# Dataset
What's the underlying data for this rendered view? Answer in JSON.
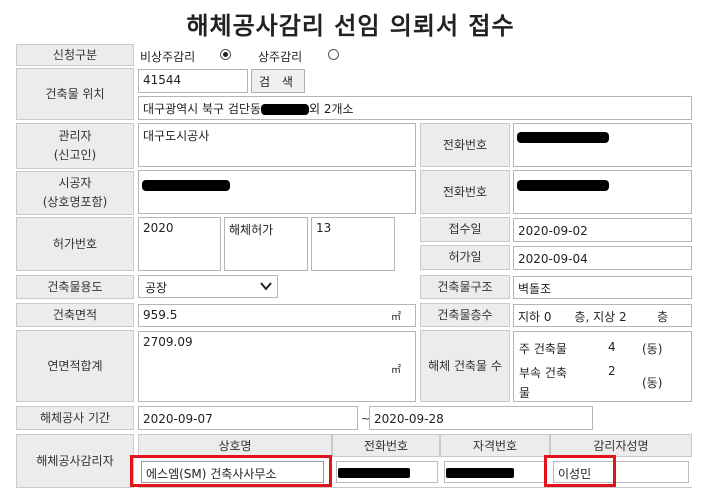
{
  "page_title": "해체공사감리 선임 의뢰서 접수",
  "request_type": {
    "label": "신청구분",
    "option1": "비상주감리",
    "option2": "상주감리",
    "selected": "비상주감리"
  },
  "location": {
    "label": "건축물 위치",
    "zipcode": "41544",
    "search_button": "검 색",
    "address_prefix": "대구광역시 북구 검단동",
    "address_suffix": "외 2개소"
  },
  "manager": {
    "label_line1": "관리자",
    "label_line2": "(신고인)",
    "value": "대구도시공사",
    "phone_label": "전화번호"
  },
  "contractor": {
    "label_line1": "시공자",
    "label_line2": "(상호명포함)",
    "phone_label": "전화번호"
  },
  "permit": {
    "label": "허가번호",
    "year": "2020",
    "type": "해체허가",
    "number": "13",
    "received_label": "접수일",
    "received_date": "2020-09-02",
    "permit_date_label": "허가일",
    "permit_date": "2020-09-04"
  },
  "usage": {
    "label": "건축물용도",
    "selected": "공장",
    "structure_label": "건축물구조",
    "structure": "벽돌조"
  },
  "area": {
    "label": "건축면적",
    "value": "959.5",
    "unit": "㎡",
    "floors_label": "건축물층수",
    "floors_text": "지하 0      층, 지상 2        층"
  },
  "total_area": {
    "label": "연면적합계",
    "value": "2709.09",
    "unit": "㎡",
    "demolish_label": "해체 건축물 수",
    "main_label": "주 건축물",
    "main_count": "4",
    "main_unit": "(동)",
    "sub_label_line1": "부속 건축",
    "sub_label_line2": "물",
    "sub_count": "2",
    "sub_unit": "(동)"
  },
  "period": {
    "label": "해체공사 기간",
    "start": "2020-09-07",
    "separator": "~",
    "end": "2020-09-28"
  },
  "supervisor": {
    "label": "해체공사감리자",
    "headers": [
      "상호명",
      "전화번호",
      "자격번호",
      "감리자성명"
    ],
    "company": "에스엠(SM) 건축사사무소",
    "name": "이성민"
  },
  "colors": {
    "highlight_border": "#e3131b",
    "label_bg": "#ececec"
  }
}
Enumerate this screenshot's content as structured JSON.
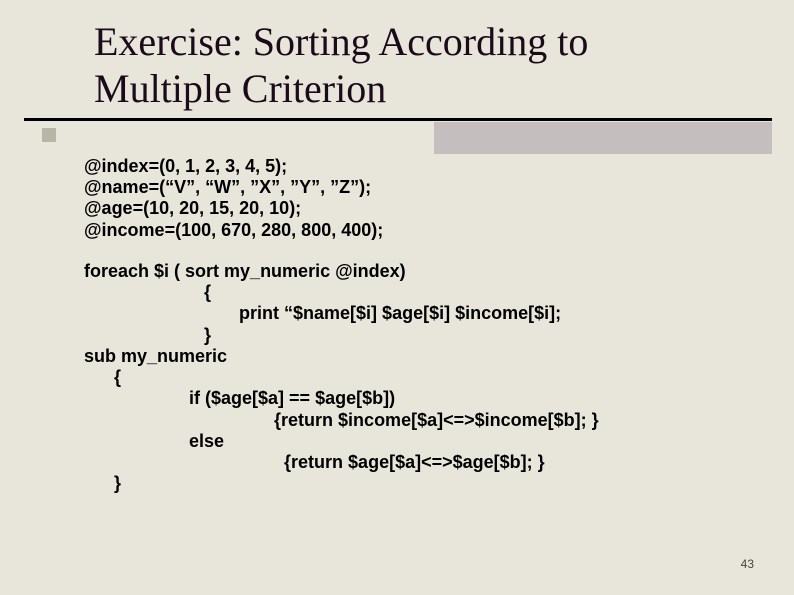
{
  "title": "Exercise: Sorting According to\nMultiple Criterion",
  "code": {
    "l1": "@index=(0, 1, 2, 3, 4, 5);",
    "l2": "@name=(“V”, “W”, ”X”, ”Y”, ”Z”);",
    "l3": "@age=(10, 20, 15, 20, 10);",
    "l4": "@income=(100, 670, 280, 800, 400);",
    "l5": "foreach $i ( sort my_numeric @index)",
    "l6": "                        {",
    "l7": "                               print “$name[$i] $age[$i] $income[$i];",
    "l8": "                        }",
    "l9": "sub my_numeric",
    "l10": "      {",
    "l11": "                     if ($age[$a] == $age[$b])",
    "l12": "                                      {return $income[$a]<=>$income[$b]; }",
    "l13": "                     else",
    "l14": "                                        {return $age[$a]<=>$age[$b]; }",
    "l15": "      }"
  },
  "page_number": "43"
}
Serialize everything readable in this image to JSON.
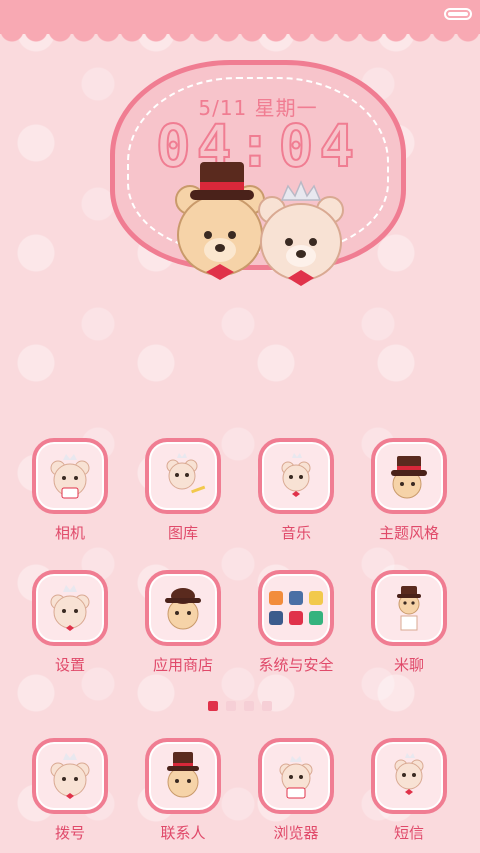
{
  "clock": {
    "date": "5/11  星期一",
    "time": "04:04"
  },
  "apps": [
    {
      "label": "相机"
    },
    {
      "label": "图库"
    },
    {
      "label": "音乐"
    },
    {
      "label": "主题风格"
    },
    {
      "label": "设置"
    },
    {
      "label": "应用商店"
    },
    {
      "label": "系统与安全"
    },
    {
      "label": "米聊"
    }
  ],
  "dock": [
    {
      "label": "拨号"
    },
    {
      "label": "联系人"
    },
    {
      "label": "浏览器"
    },
    {
      "label": "短信"
    }
  ],
  "pages": {
    "total": 4,
    "active": 1
  },
  "colors": {
    "accent": "#f07d92",
    "label": "#e04a6a",
    "active_dot": "#e0324a"
  }
}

# Given exercise
From the records above, report the count of lines containing "value" and nothing more.

# Solution to this problem
3